§ **TASK**:
Word for word, transcribe the lines below and drop the pictures.

§ **DATA RECORDS**:
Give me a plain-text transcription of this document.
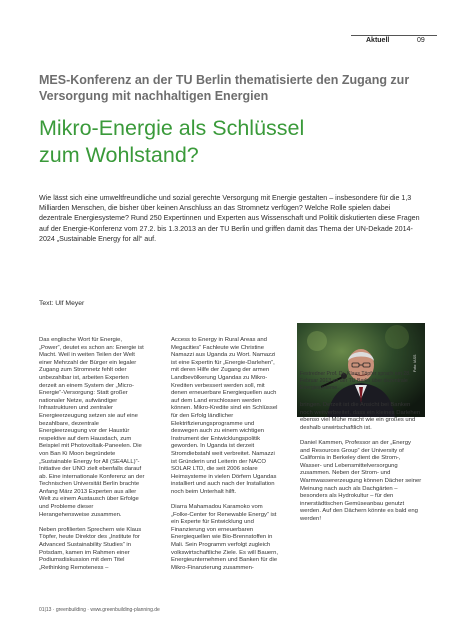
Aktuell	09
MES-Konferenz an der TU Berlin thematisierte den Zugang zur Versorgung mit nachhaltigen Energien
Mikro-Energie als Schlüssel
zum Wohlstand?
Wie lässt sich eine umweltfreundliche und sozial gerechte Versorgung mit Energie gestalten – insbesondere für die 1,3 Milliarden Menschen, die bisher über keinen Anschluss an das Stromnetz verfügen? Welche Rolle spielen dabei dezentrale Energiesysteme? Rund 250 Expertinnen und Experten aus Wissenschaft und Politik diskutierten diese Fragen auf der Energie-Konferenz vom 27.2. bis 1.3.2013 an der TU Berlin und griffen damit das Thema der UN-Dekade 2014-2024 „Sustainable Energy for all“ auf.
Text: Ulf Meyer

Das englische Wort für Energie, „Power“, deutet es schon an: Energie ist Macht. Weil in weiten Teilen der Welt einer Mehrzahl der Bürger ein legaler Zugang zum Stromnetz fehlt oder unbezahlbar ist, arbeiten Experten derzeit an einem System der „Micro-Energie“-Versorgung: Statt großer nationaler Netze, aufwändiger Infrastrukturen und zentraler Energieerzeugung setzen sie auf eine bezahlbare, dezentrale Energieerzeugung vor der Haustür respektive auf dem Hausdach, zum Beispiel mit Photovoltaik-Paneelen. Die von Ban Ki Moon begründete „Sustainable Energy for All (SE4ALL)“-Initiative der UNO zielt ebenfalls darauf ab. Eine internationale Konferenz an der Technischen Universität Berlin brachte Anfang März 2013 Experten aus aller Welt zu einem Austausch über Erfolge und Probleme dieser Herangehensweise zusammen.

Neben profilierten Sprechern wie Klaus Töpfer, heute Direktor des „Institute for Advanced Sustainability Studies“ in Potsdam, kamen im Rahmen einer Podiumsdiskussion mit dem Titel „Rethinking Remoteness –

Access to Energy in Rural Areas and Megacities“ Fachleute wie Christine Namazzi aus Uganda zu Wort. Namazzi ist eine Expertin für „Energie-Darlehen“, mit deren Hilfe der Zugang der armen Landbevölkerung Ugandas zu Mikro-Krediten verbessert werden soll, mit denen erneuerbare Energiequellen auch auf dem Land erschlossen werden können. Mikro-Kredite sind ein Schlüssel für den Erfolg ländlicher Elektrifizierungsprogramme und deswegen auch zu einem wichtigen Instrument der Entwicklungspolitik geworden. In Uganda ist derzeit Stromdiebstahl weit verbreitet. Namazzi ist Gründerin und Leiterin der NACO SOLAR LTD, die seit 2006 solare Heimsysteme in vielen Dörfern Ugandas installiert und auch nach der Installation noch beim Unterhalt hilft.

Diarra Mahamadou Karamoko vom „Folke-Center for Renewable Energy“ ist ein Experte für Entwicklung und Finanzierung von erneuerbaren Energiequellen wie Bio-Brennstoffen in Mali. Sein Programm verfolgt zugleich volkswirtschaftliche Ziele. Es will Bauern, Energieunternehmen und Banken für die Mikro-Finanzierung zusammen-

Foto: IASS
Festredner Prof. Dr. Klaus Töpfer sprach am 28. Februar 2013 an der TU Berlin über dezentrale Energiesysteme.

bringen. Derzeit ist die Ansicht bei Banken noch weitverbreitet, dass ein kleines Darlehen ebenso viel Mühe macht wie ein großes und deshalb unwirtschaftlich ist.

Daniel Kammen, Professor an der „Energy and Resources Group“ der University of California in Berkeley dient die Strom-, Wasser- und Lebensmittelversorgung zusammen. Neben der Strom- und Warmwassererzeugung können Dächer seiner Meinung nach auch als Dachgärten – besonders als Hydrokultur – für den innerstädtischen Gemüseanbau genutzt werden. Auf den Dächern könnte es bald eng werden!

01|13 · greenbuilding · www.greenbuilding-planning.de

§ **SOLUTION TO THIS TASK**:
Give me a plain-text transcription of this document.
Aktuell	09
MES-Konferenz an der TU Berlin thematisierte den Zugang zur Versorgung mit nachhaltigen Energien
Mikro-Energie als Schlüssel
zum Wohlstand?
Wie lässt sich eine umweltfreundliche und sozial gerechte Versorgung mit Energie gestalten – insbesondere für die 1,3 Milliarden Menschen, die bisher über keinen Anschluss an das Stromnetz verfügen? Welche Rolle spielen dabei dezentrale Energiesysteme? Rund 250 Expertinnen und Experten aus Wissenschaft und Politik diskutierten diese Fragen auf der Energie-Konferenz vom 27.2. bis 1.3.2013 an der TU Berlin und griffen damit das Thema der UN-Dekade 2014-2024 „Sustainable Energy for all“ auf.
Text: Ulf Meyer

Das englische Wort für Energie, „Power“, deutet es schon an: Energie ist Macht. Weil in weiten Teilen der Welt einer Mehrzahl der Bürger ein legaler Zugang zum Stromnetz fehlt oder unbezahlbar ist, arbeiten Experten derzeit an einem System der „Micro-Energie“-Versorgung: Statt großer nationaler Netze, aufwändiger Infrastrukturen und zentraler Energieerzeugung setzen sie auf eine bezahlbare, dezentrale Energieerzeugung vor der Haustür respektive auf dem Hausdach, zum Beispiel mit Photovoltaik-Paneelen. Die von Ban Ki Moon begründete „Sustainable Energy for All (SE4ALL)“-Initiative der UNO zielt ebenfalls darauf ab. Eine internationale Konferenz an der Technischen Universität Berlin brachte Anfang März 2013 Experten aus aller Welt zu einem Austausch über Erfolge und Probleme dieser Herangehensweise zusammen.

Neben profilierten Sprechern wie Klaus Töpfer, heute Direktor des „Institute for Advanced Sustainability Studies“ in Potsdam, kamen im Rahmen einer Podiumsdiskussion mit dem Titel „Rethinking Remoteness –

Access to Energy in Rural Areas and Megacities“ Fachleute wie Christine Namazzi aus Uganda zu Wort. Namazzi ist eine Expertin für „Energie-Darlehen“, mit deren Hilfe der Zugang der armen Landbevölkerung Ugandas zu Mikro-Krediten verbessert werden soll, mit denen erneuerbare Energiequellen auch auf dem Land erschlossen werden können. Mikro-Kredite sind ein Schlüssel für den Erfolg ländlicher Elektrifizierungsprogramme und deswegen auch zu einem wichtigen Instrument der Entwicklungspolitik geworden. In Uganda ist derzeit Stromdiebstahl weit verbreitet. Namazzi ist Gründerin und Leiterin der NACO SOLAR LTD, die seit 2006 solare Heimsysteme in vielen Dörfern Ugandas installiert und auch nach der Installation noch beim Unterhalt hilft.

Diarra Mahamadou Karamoko vom „Folke-Center for Renewable Energy“ ist ein Experte für Entwicklung und Finanzierung von erneuerbaren Energiequellen wie Bio-Brennstoffen in Mali. Sein Programm verfolgt zugleich volkswirtschaftliche Ziele. Es will Bauern, Energieunternehmen und Banken für die Mikro-Finanzierung zusammen-

Foto: IASS
Festredner Prof. Dr. Klaus Töpfer sprach am 28. Februar 2013 an der TU Berlin über dezentrale Energiesysteme.

bringen. Derzeit ist die Ansicht bei Banken noch weitverbreitet, dass ein kleines Darlehen ebenso viel Mühe macht wie ein großes und deshalb unwirtschaftlich ist.

Daniel Kammen, Professor an der „Energy and Resources Group“ der University of California in Berkeley dient die Strom-, Wasser- und Lebensmittelversorgung zusammen. Neben der Strom- und Warmwassererzeugung können Dächer seiner Meinung nach auch als Dachgärten – besonders als Hydrokultur – für den innerstädtischen Gemüseanbau genutzt werden. Auf den Dächern könnte es bald eng werden!

01|13 · greenbuilding · www.greenbuilding-planning.de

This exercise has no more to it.